(Data excerpts)

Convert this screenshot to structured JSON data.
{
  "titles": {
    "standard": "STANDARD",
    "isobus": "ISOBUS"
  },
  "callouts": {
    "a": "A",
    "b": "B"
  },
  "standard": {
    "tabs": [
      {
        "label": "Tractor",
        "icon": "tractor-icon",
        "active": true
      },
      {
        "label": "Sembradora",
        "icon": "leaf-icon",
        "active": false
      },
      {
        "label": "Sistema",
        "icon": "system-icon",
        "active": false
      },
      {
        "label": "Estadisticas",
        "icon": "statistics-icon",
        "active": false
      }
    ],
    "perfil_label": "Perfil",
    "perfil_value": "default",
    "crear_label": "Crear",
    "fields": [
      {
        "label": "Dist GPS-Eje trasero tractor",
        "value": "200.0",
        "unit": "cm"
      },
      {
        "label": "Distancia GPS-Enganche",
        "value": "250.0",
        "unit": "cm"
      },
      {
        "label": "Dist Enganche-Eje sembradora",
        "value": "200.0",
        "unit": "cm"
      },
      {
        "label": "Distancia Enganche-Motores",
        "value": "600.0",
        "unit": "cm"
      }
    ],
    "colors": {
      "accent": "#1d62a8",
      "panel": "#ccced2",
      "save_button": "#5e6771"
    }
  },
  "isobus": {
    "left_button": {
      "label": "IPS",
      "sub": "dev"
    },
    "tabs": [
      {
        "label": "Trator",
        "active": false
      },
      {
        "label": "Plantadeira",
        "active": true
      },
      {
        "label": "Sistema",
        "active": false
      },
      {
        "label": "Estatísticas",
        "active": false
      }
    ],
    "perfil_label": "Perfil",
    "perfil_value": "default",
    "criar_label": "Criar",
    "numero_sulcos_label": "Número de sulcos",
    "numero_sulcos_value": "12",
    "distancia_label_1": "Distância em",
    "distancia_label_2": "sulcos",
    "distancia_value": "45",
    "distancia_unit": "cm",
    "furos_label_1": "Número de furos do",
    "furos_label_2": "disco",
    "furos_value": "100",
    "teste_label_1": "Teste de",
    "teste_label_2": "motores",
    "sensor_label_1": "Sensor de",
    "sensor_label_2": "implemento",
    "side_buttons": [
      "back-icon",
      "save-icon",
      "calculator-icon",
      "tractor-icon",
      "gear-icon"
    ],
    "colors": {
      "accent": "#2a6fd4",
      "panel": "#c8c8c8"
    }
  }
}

==

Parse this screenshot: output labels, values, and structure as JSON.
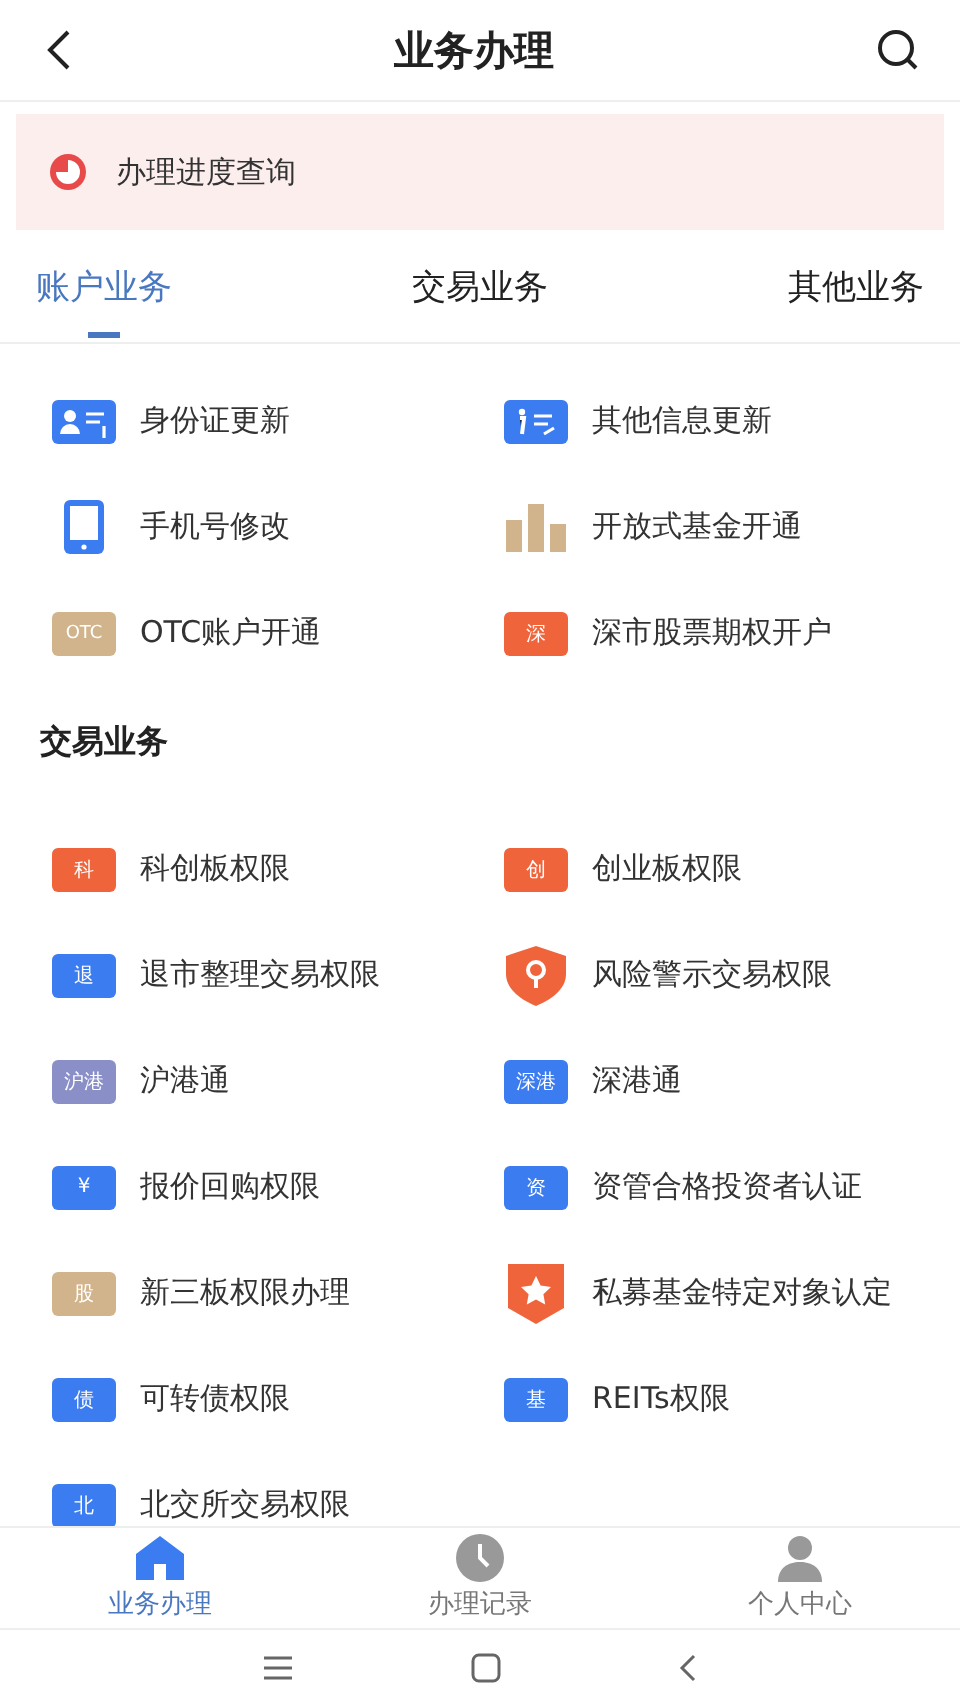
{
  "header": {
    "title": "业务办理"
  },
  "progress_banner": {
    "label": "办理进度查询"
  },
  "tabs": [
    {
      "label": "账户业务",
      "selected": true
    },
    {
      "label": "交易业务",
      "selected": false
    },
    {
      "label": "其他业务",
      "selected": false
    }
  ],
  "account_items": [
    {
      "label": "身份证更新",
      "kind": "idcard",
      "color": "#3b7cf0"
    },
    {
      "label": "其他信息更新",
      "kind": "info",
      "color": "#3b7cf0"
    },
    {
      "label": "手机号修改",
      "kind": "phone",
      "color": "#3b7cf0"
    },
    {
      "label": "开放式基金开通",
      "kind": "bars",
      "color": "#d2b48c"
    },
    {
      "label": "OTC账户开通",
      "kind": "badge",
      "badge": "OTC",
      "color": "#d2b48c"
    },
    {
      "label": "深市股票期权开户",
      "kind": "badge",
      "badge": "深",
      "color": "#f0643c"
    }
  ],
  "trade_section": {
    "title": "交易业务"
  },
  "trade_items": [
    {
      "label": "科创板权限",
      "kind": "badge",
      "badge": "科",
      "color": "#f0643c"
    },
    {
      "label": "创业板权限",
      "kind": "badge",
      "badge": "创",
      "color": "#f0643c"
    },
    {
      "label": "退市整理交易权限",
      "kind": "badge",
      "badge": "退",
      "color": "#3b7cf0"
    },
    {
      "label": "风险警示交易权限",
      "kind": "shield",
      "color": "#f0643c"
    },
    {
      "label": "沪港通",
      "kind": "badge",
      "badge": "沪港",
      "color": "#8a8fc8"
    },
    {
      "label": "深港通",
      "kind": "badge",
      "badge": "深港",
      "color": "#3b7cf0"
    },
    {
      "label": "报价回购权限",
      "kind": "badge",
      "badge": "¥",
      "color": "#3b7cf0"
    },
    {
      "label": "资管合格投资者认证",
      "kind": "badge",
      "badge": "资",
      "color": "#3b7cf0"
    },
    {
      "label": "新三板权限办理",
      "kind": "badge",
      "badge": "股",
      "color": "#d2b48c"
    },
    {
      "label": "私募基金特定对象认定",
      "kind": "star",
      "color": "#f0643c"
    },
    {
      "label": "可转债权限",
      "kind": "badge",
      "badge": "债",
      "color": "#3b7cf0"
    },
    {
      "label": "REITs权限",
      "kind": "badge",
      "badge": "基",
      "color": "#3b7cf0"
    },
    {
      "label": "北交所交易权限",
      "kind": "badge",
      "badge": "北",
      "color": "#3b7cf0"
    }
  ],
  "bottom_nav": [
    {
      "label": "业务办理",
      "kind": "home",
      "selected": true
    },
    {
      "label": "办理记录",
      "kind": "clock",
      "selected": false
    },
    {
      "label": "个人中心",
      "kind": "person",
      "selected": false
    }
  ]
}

TASK INSTRUCTIONS: Locate all lines in the listing above with the word "Número" and copy them.

EXERCISE SOLUTION:
    "numero_sulcos_label": "Número de sulcos",
    "furos_label_1": "Número de furos do",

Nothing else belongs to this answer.